• **WRITTEN EXERCISE**
Print the following lines word for word, leaving each one unchanged.

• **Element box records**
......

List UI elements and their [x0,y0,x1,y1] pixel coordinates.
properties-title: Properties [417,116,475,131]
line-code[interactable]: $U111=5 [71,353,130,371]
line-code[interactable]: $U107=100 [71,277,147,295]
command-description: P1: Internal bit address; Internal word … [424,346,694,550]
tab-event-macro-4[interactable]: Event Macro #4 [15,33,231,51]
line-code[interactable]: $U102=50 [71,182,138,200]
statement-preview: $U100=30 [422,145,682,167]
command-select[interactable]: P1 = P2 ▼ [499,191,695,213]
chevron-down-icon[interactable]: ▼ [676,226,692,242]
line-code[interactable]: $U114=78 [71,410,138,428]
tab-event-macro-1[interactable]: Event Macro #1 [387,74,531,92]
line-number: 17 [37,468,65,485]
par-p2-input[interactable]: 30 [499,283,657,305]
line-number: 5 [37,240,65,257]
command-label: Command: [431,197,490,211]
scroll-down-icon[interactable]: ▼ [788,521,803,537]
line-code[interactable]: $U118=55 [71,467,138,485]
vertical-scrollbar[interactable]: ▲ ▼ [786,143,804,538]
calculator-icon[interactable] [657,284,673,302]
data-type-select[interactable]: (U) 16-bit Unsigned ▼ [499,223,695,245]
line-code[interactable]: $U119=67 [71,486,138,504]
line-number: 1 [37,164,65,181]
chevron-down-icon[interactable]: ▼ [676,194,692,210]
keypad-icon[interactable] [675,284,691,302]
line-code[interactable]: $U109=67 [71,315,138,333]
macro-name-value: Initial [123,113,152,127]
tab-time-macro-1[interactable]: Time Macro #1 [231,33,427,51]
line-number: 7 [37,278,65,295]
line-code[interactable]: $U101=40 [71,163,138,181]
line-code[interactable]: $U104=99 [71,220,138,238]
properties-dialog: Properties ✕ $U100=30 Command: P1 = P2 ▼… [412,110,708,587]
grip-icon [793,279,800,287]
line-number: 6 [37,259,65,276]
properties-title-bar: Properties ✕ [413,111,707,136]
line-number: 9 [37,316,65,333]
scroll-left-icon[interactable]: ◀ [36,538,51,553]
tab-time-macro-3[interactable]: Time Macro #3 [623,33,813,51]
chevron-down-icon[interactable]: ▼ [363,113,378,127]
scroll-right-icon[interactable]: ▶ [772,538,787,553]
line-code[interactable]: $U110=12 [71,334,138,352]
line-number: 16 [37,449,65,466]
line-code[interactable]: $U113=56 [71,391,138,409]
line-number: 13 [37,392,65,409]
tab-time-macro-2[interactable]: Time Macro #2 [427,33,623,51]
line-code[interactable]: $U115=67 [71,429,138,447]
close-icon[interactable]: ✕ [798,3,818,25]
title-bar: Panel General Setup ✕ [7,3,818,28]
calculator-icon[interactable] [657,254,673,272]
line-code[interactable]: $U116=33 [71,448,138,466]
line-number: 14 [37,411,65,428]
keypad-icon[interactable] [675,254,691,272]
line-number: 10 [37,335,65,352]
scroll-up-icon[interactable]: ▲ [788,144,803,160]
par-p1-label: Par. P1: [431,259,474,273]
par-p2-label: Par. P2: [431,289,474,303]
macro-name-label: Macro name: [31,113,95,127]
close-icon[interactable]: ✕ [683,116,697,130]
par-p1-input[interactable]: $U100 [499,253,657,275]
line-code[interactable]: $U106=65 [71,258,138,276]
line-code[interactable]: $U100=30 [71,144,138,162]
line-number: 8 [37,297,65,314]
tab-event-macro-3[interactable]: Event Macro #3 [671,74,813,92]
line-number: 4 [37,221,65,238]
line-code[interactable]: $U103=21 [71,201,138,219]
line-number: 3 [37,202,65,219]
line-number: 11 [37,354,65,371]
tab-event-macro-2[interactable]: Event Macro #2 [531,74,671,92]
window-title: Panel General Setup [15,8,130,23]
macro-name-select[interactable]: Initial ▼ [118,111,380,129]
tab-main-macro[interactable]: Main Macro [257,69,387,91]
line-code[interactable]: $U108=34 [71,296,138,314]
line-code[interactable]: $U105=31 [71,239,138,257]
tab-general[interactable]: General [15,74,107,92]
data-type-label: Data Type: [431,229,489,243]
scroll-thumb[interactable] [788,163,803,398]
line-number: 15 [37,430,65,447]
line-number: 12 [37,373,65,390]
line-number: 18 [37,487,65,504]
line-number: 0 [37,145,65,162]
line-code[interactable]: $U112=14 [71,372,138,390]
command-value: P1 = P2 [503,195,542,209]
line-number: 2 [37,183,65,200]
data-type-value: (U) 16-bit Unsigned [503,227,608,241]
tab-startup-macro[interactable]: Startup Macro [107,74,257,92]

......

• **RESULT OF THE TASK**
List UI elements and their [x0,y0,x1,y1] pixel coordinates.
properties-title: Properties [417,116,475,131]
line-code[interactable]: $U111=5 [71,353,130,371]
line-code[interactable]: $U107=100 [71,277,147,295]
command-description: P1: Internal bit address; Internal word … [424,346,694,550]
tab-event-macro-4[interactable]: Event Macro #4 [15,33,231,51]
line-code[interactable]: $U102=50 [71,182,138,200]
statement-preview: $U100=30 [422,145,682,167]
command-select[interactable]: P1 = P2 ▼ [499,191,695,213]
chevron-down-icon[interactable]: ▼ [676,226,692,242]
line-code[interactable]: $U114=78 [71,410,138,428]
tab-event-macro-1[interactable]: Event Macro #1 [387,74,531,92]
line-number: 17 [37,468,65,485]
par-p2-input[interactable]: 30 [499,283,657,305]
line-number: 5 [37,240,65,257]
command-label: Command: [431,197,490,211]
scroll-down-icon[interactable]: ▼ [788,521,803,537]
line-code[interactable]: $U118=55 [71,467,138,485]
vertical-scrollbar[interactable]: ▲ ▼ [786,143,804,538]
calculator-icon[interactable] [657,284,673,302]
data-type-select[interactable]: (U) 16-bit Unsigned ▼ [499,223,695,245]
line-code[interactable]: $U119=67 [71,486,138,504]
line-number: 1 [37,164,65,181]
chevron-down-icon[interactable]: ▼ [676,194,692,210]
keypad-icon[interactable] [675,284,691,302]
line-code[interactable]: $U109=67 [71,315,138,333]
macro-name-value: Initial [123,113,152,127]
tab-time-macro-1[interactable]: Time Macro #1 [231,33,427,51]
line-number: 7 [37,278,65,295]
line-code[interactable]: $U101=40 [71,163,138,181]
line-code[interactable]: $U104=99 [71,220,138,238]
properties-dialog: Properties ✕ $U100=30 Command: P1 = P2 ▼… [412,110,708,587]
grip-icon [793,279,800,287]
line-number: 6 [37,259,65,276]
properties-title-bar: Properties ✕ [413,111,707,136]
line-number: 9 [37,316,65,333]
scroll-left-icon[interactable]: ◀ [36,538,51,553]
tab-time-macro-3[interactable]: Time Macro #3 [623,33,813,51]
chevron-down-icon[interactable]: ▼ [363,113,378,127]
scroll-right-icon[interactable]: ▶ [772,538,787,553]
line-code[interactable]: $U110=12 [71,334,138,352]
line-number: 16 [37,449,65,466]
line-code[interactable]: $U113=56 [71,391,138,409]
line-number: 13 [37,392,65,409]
tab-time-macro-2[interactable]: Time Macro #2 [427,33,623,51]
line-code[interactable]: $U115=67 [71,429,138,447]
close-icon[interactable]: ✕ [798,3,818,25]
title-bar: Panel General Setup ✕ [7,3,818,28]
calculator-icon[interactable] [657,254,673,272]
line-code[interactable]: $U116=33 [71,448,138,466]
line-number: 14 [37,411,65,428]
keypad-icon[interactable] [675,254,691,272]
line-number: 10 [37,335,65,352]
scroll-up-icon[interactable]: ▲ [788,144,803,160]
par-p1-label: Par. P1: [431,259,474,273]
par-p2-label: Par. P2: [431,289,474,303]
macro-name-label: Macro name: [31,113,95,127]
close-icon[interactable]: ✕ [683,116,697,130]
par-p1-input[interactable]: $U100 [499,253,657,275]
line-code[interactable]: $U106=65 [71,258,138,276]
line-code[interactable]: $U100=30 [71,144,138,162]
line-number: 8 [37,297,65,314]
tab-event-macro-3[interactable]: Event Macro #3 [671,74,813,92]
line-number: 4 [37,221,65,238]
line-code[interactable]: $U103=21 [71,201,138,219]
line-number: 3 [37,202,65,219]
line-number: 11 [37,354,65,371]
tab-event-macro-2[interactable]: Event Macro #2 [531,74,671,92]
window-title: Panel General Setup [15,8,130,23]
macro-name-select[interactable]: Initial ▼ [118,111,380,129]
tab-main-macro[interactable]: Main Macro [257,69,387,91]
line-code[interactable]: $U108=34 [71,296,138,314]
line-code[interactable]: $U105=31 [71,239,138,257]
tab-general[interactable]: General [15,74,107,92]
data-type-label: Data Type: [431,229,489,243]
scroll-thumb[interactable] [788,163,803,398]
line-number: 15 [37,430,65,447]
line-number: 12 [37,373,65,390]
line-number: 18 [37,487,65,504]
line-number: 0 [37,145,65,162]
line-code[interactable]: $U112=14 [71,372,138,390]
command-value: P1 = P2 [503,195,542,209]
line-number: 2 [37,183,65,200]
data-type-value: (U) 16-bit Unsigned [503,227,608,241]
tab-startup-macro[interactable]: Startup Macro [107,74,257,92]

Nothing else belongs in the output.